[start Extracted entries]

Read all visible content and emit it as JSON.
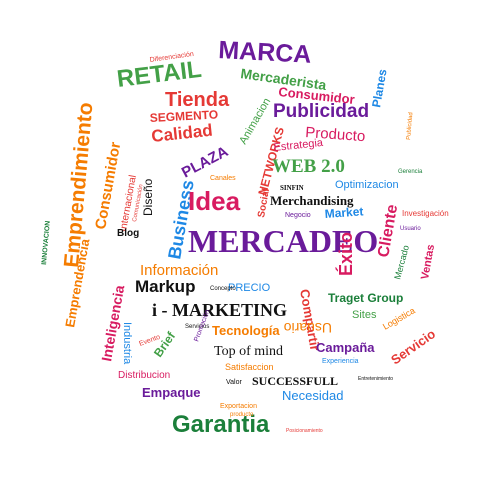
{
  "colors": {
    "purple": "#6a1b9a",
    "magenta": "#d81b60",
    "red": "#e53935",
    "orange": "#f57c00",
    "green": "#43a047",
    "darkgreen": "#1b7f3a",
    "blue": "#1e88e5",
    "teal": "#00897b",
    "black": "#111111"
  },
  "words": {
    "mercadeo": "MERCADEO",
    "marca": "MARCA",
    "retail": "RETAIL",
    "mercaderista": "Mercaderista",
    "consumidor": "Consumidor",
    "tienda": "Tienda",
    "segmento": "SEGMENTO",
    "publicidad": "Publicidad",
    "planes": "Planes",
    "producto": "Producto",
    "calidad": "Calidad",
    "estrategia": "Estrategia",
    "networks": "NETWORKS",
    "social": "Social",
    "web20": "WEB 2.0",
    "plaza": "PLAZA",
    "idea": "Idea",
    "business": "Business",
    "merchandising": "Merchandising",
    "optimizacion": "Optimizacion",
    "market": "Market",
    "investigacion": "Investigación",
    "cliente": "Cliente",
    "exito": "Éxito",
    "informacion": "Información",
    "markup": "Markup",
    "precio": "PRECIO",
    "imarketing": "i - MARKETING",
    "tecnologia": "Tecnología",
    "traget_group": "Traget Group",
    "sites": "Sites",
    "compartir": "Compartir",
    "usuario": "Usuario",
    "top_of_mind": "Top of mind",
    "campana": "Campaña",
    "servicio": "Servicio",
    "satisfaccion": "Satisfaccion",
    "successfull": "SUCCESSFULL",
    "empaque": "Empaque",
    "necesidad": "Necesidad",
    "garantia": "Garantia",
    "emprendimiento": "Emprendimiento",
    "consumidor_v": "Consumidor",
    "inteligencia": "Inteligencia",
    "emprendencia": "Emprendencia",
    "internacional": "Internacional",
    "industria": "Industria",
    "innovacion": "INNOVACION",
    "diseno": "Diseño",
    "blog": "Blog",
    "canales": "Canales",
    "animacion": "Animacion",
    "ventas": "Ventas",
    "mercado": "Mercado",
    "distribucion": "Distribucion",
    "brief": "Brief",
    "valor": "Valor",
    "negocio": "Negocio",
    "comunicacion": "Comunicación",
    "experiencia": "Experiencia",
    "servicios": "Servicios",
    "diferenciacion": "Diferenciación",
    "sinfin": "SINFIN",
    "publicidad_small": "Publicidad",
    "exportacion": "Exportacion",
    "posicionamiento": "Posicionamiento",
    "concepto": "Concepto",
    "gerencia": "Gerencia",
    "usuario_small": "Usuario",
    "entretenimiento": "Entretenimiento",
    "promocion": "Promoción",
    "logistica": "Logistica",
    "producto_small": "producto",
    "evento": "Evento"
  }
}
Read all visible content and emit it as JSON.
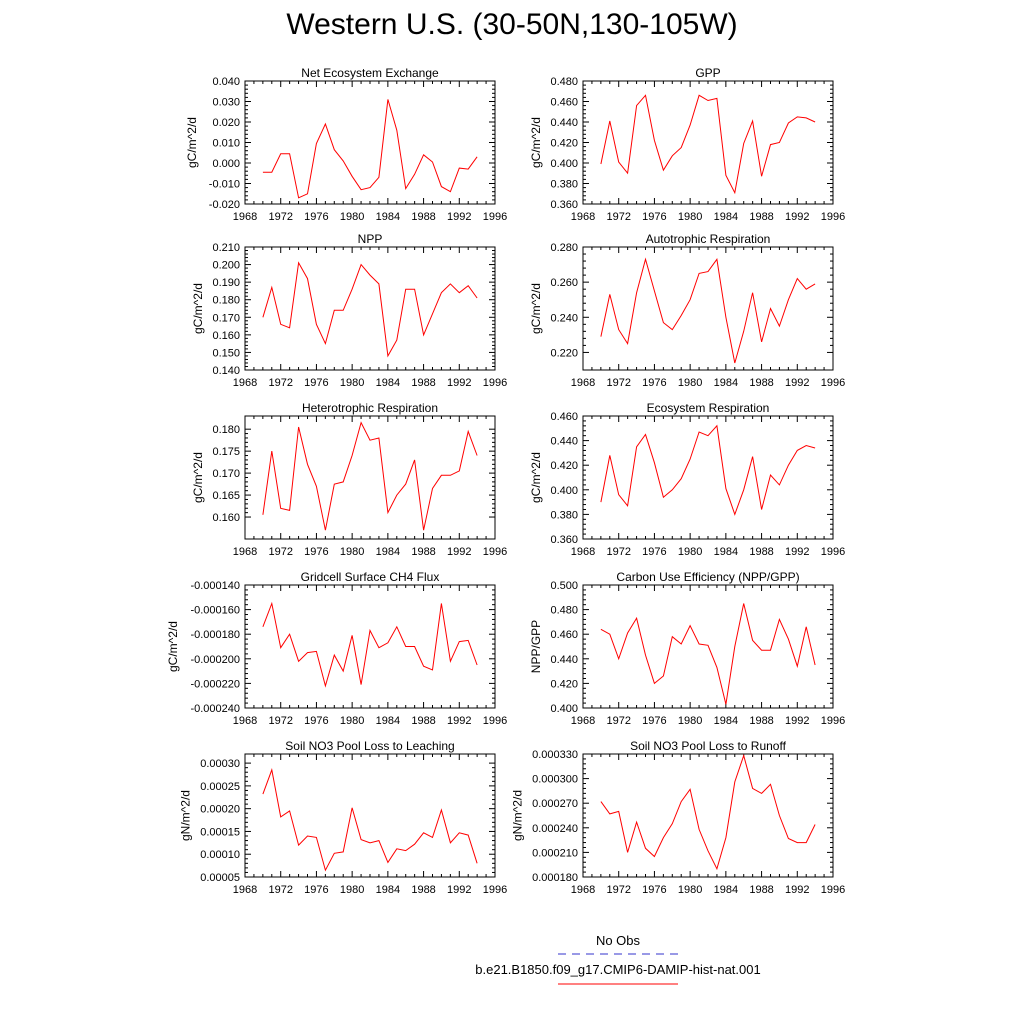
{
  "title": "Western U.S. (30-50N,130-105W)",
  "legend": {
    "entries": [
      {
        "label": "No Obs",
        "color": "#3333cc",
        "dash": "dashed"
      },
      {
        "label": "b.e21.B1850.f09_g17.CMIP6-DAMIP-hist-nat.001",
        "color": "#ff0000",
        "dash": "solid"
      }
    ]
  },
  "years": [
    1970,
    1971,
    1972,
    1973,
    1974,
    1975,
    1976,
    1977,
    1978,
    1979,
    1980,
    1981,
    1982,
    1983,
    1984,
    1985,
    1986,
    1987,
    1988,
    1989,
    1990,
    1991,
    1992,
    1993,
    1994
  ],
  "chart_data": [
    {
      "type": "line",
      "title": "Net Ecosystem Exchange",
      "ylabel": "gC/m^2/d",
      "ylim": [
        -0.02,
        0.04
      ],
      "yticks": [
        -0.02,
        -0.01,
        0.0,
        0.01,
        0.02,
        0.03,
        0.04
      ],
      "ytick_labels": [
        "-0.020",
        "-0.010",
        "0.000",
        "0.010",
        "0.020",
        "0.030",
        "0.040"
      ],
      "xlim": [
        1968,
        1996
      ],
      "xticks": [
        1968,
        1972,
        1976,
        1980,
        1984,
        1988,
        1992,
        1996
      ],
      "series": [
        {
          "color": "#ff0000",
          "values": [
            -0.0045,
            -0.0045,
            0.0045,
            0.0045,
            -0.017,
            -0.015,
            0.0095,
            0.019,
            0.0065,
            0.001,
            -0.0065,
            -0.013,
            -0.012,
            -0.007,
            0.031,
            0.016,
            -0.0125,
            -0.0055,
            0.004,
            0.0005,
            -0.0115,
            -0.014,
            -0.0025,
            -0.003,
            0.003
          ]
        }
      ]
    },
    {
      "type": "line",
      "title": "GPP",
      "ylabel": "gC/m^2/d",
      "ylim": [
        0.36,
        0.48
      ],
      "yticks": [
        0.36,
        0.38,
        0.4,
        0.42,
        0.44,
        0.46,
        0.48
      ],
      "ytick_labels": [
        "0.360",
        "0.380",
        "0.400",
        "0.420",
        "0.440",
        "0.460",
        "0.480"
      ],
      "xlim": [
        1968,
        1996
      ],
      "xticks": [
        1968,
        1972,
        1976,
        1980,
        1984,
        1988,
        1992,
        1996
      ],
      "series": [
        {
          "color": "#ff0000",
          "values": [
            0.399,
            0.441,
            0.401,
            0.39,
            0.456,
            0.466,
            0.422,
            0.393,
            0.407,
            0.415,
            0.437,
            0.466,
            0.461,
            0.463,
            0.388,
            0.371,
            0.419,
            0.441,
            0.387,
            0.418,
            0.42,
            0.439,
            0.445,
            0.444,
            0.44
          ]
        }
      ]
    },
    {
      "type": "line",
      "title": "NPP",
      "ylabel": "gC/m^2/d",
      "ylim": [
        0.14,
        0.21
      ],
      "yticks": [
        0.14,
        0.15,
        0.16,
        0.17,
        0.18,
        0.19,
        0.2,
        0.21
      ],
      "ytick_labels": [
        "0.140",
        "0.150",
        "0.160",
        "0.170",
        "0.180",
        "0.190",
        "0.200",
        "0.210"
      ],
      "xlim": [
        1968,
        1996
      ],
      "xticks": [
        1968,
        1972,
        1976,
        1980,
        1984,
        1988,
        1992,
        1996
      ],
      "series": [
        {
          "color": "#ff0000",
          "values": [
            0.17,
            0.187,
            0.166,
            0.164,
            0.201,
            0.192,
            0.166,
            0.155,
            0.174,
            0.174,
            0.186,
            0.2,
            0.194,
            0.189,
            0.148,
            0.157,
            0.186,
            0.186,
            0.16,
            0.172,
            0.184,
            0.189,
            0.184,
            0.188,
            0.181
          ]
        }
      ]
    },
    {
      "type": "line",
      "title": "Autotrophic Respiration",
      "ylabel": "gC/m^2/d",
      "ylim": [
        0.21,
        0.28
      ],
      "yticks": [
        0.22,
        0.24,
        0.26,
        0.28
      ],
      "ytick_labels": [
        "0.220",
        "0.240",
        "0.260",
        "0.280"
      ],
      "xlim": [
        1968,
        1996
      ],
      "xticks": [
        1968,
        1972,
        1976,
        1980,
        1984,
        1988,
        1992,
        1996
      ],
      "series": [
        {
          "color": "#ff0000",
          "values": [
            0.229,
            0.253,
            0.233,
            0.225,
            0.254,
            0.273,
            0.255,
            0.237,
            0.233,
            0.241,
            0.25,
            0.265,
            0.266,
            0.273,
            0.24,
            0.214,
            0.232,
            0.254,
            0.226,
            0.245,
            0.235,
            0.25,
            0.262,
            0.256,
            0.259
          ]
        }
      ]
    },
    {
      "type": "line",
      "title": "Heterotrophic Respiration",
      "ylabel": "gC/m^2/d",
      "ylim": [
        0.155,
        0.183
      ],
      "yticks": [
        0.16,
        0.165,
        0.17,
        0.175,
        0.18
      ],
      "ytick_labels": [
        "0.160",
        "0.165",
        "0.170",
        "0.175",
        "0.180"
      ],
      "xlim": [
        1968,
        1996
      ],
      "xticks": [
        1968,
        1972,
        1976,
        1980,
        1984,
        1988,
        1992,
        1996
      ],
      "series": [
        {
          "color": "#ff0000",
          "values": [
            0.1605,
            0.175,
            0.162,
            0.1615,
            0.1805,
            0.172,
            0.167,
            0.157,
            0.1675,
            0.168,
            0.174,
            0.1815,
            0.1775,
            0.178,
            0.161,
            0.165,
            0.1675,
            0.173,
            0.157,
            0.1665,
            0.1695,
            0.1695,
            0.1705,
            0.1795,
            0.174
          ]
        }
      ]
    },
    {
      "type": "line",
      "title": "Ecosystem Respiration",
      "ylabel": "gC/m^2/d",
      "ylim": [
        0.36,
        0.46
      ],
      "yticks": [
        0.36,
        0.38,
        0.4,
        0.42,
        0.44,
        0.46
      ],
      "ytick_labels": [
        "0.360",
        "0.380",
        "0.400",
        "0.420",
        "0.440",
        "0.460"
      ],
      "xlim": [
        1968,
        1996
      ],
      "xticks": [
        1968,
        1972,
        1976,
        1980,
        1984,
        1988,
        1992,
        1996
      ],
      "series": [
        {
          "color": "#ff0000",
          "values": [
            0.39,
            0.428,
            0.396,
            0.387,
            0.435,
            0.445,
            0.422,
            0.394,
            0.4,
            0.409,
            0.425,
            0.447,
            0.444,
            0.452,
            0.401,
            0.38,
            0.4,
            0.427,
            0.384,
            0.412,
            0.404,
            0.42,
            0.432,
            0.436,
            0.434
          ]
        }
      ]
    },
    {
      "type": "line",
      "title": "Gridcell Surface CH4 Flux",
      "ylabel": "gC/m^2/d",
      "ylim": [
        -0.00024,
        -0.00014
      ],
      "yticks": [
        -0.00024,
        -0.00022,
        -0.0002,
        -0.00018,
        -0.00016,
        -0.00014
      ],
      "ytick_labels": [
        "-0.000240",
        "-0.000220",
        "-0.000200",
        "-0.000180",
        "-0.000160",
        "-0.000140"
      ],
      "xlim": [
        1968,
        1996
      ],
      "xticks": [
        1968,
        1972,
        1976,
        1980,
        1984,
        1988,
        1992,
        1996
      ],
      "series": [
        {
          "color": "#ff0000",
          "values": [
            -0.000174,
            -0.000155,
            -0.000191,
            -0.00018,
            -0.000202,
            -0.000195,
            -0.000194,
            -0.000222,
            -0.000197,
            -0.00021,
            -0.000181,
            -0.000221,
            -0.000177,
            -0.000191,
            -0.000187,
            -0.000174,
            -0.00019,
            -0.00019,
            -0.000206,
            -0.000209,
            -0.000155,
            -0.000202,
            -0.000186,
            -0.000185,
            -0.000205
          ]
        }
      ]
    },
    {
      "type": "line",
      "title": "Carbon Use Efficiency (NPP/GPP)",
      "ylabel": "NPP/GPP",
      "ylim": [
        0.4,
        0.5
      ],
      "yticks": [
        0.4,
        0.42,
        0.44,
        0.46,
        0.48,
        0.5
      ],
      "ytick_labels": [
        "0.400",
        "0.420",
        "0.440",
        "0.460",
        "0.480",
        "0.500"
      ],
      "xlim": [
        1968,
        1996
      ],
      "xticks": [
        1968,
        1972,
        1976,
        1980,
        1984,
        1988,
        1992,
        1996
      ],
      "series": [
        {
          "color": "#ff0000",
          "values": [
            0.464,
            0.46,
            0.44,
            0.461,
            0.473,
            0.443,
            0.42,
            0.426,
            0.458,
            0.452,
            0.467,
            0.452,
            0.451,
            0.433,
            0.403,
            0.45,
            0.485,
            0.455,
            0.447,
            0.447,
            0.472,
            0.456,
            0.434,
            0.466,
            0.435
          ]
        }
      ]
    },
    {
      "type": "line",
      "title": "Soil NO3 Pool Loss to Leaching",
      "ylabel": "gN/m^2/d",
      "ylim": [
        5e-05,
        0.00032
      ],
      "yticks": [
        5e-05,
        0.0001,
        0.00015,
        0.0002,
        0.00025,
        0.0003
      ],
      "ytick_labels": [
        "0.00005",
        "0.00010",
        "0.00015",
        "0.00020",
        "0.00025",
        "0.00030"
      ],
      "xlim": [
        1968,
        1996
      ],
      "xticks": [
        1968,
        1972,
        1976,
        1980,
        1984,
        1988,
        1992,
        1996
      ],
      "series": [
        {
          "color": "#ff0000",
          "values": [
            0.000232,
            0.000285,
            0.000182,
            0.000195,
            0.00012,
            0.00014,
            0.000137,
            6.5e-05,
            0.000102,
            0.000105,
            0.000202,
            0.000132,
            0.000125,
            0.00013,
            8.2e-05,
            0.000112,
            0.000108,
            0.000122,
            0.000147,
            0.000137,
            0.000197,
            0.000125,
            0.000147,
            0.000142,
            8e-05
          ]
        }
      ]
    },
    {
      "type": "line",
      "title": "Soil NO3 Pool Loss to Runoff",
      "ylabel": "gN/m^2/d",
      "ylim": [
        0.00018,
        0.00033
      ],
      "yticks": [
        0.00018,
        0.00021,
        0.00024,
        0.00027,
        0.0003,
        0.00033
      ],
      "ytick_labels": [
        "0.000180",
        "0.000210",
        "0.000240",
        "0.000270",
        "0.000300",
        "0.000330"
      ],
      "xlim": [
        1968,
        1996
      ],
      "xticks": [
        1968,
        1972,
        1976,
        1980,
        1984,
        1988,
        1992,
        1996
      ],
      "series": [
        {
          "color": "#ff0000",
          "values": [
            0.000272,
            0.000257,
            0.00026,
            0.00021,
            0.000247,
            0.000215,
            0.000205,
            0.000228,
            0.000245,
            0.000272,
            0.000287,
            0.000238,
            0.000212,
            0.00019,
            0.000228,
            0.000296,
            0.000328,
            0.000288,
            0.000282,
            0.000293,
            0.000255,
            0.000227,
            0.000222,
            0.000222,
            0.000244
          ]
        }
      ]
    }
  ]
}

[end Extracted entries]

Your task: Read through the data and copy every line where "Publicidad" shows up.

Task output:
    "publicidad": "Publicidad",
    "publicidad_small": "Publicidad",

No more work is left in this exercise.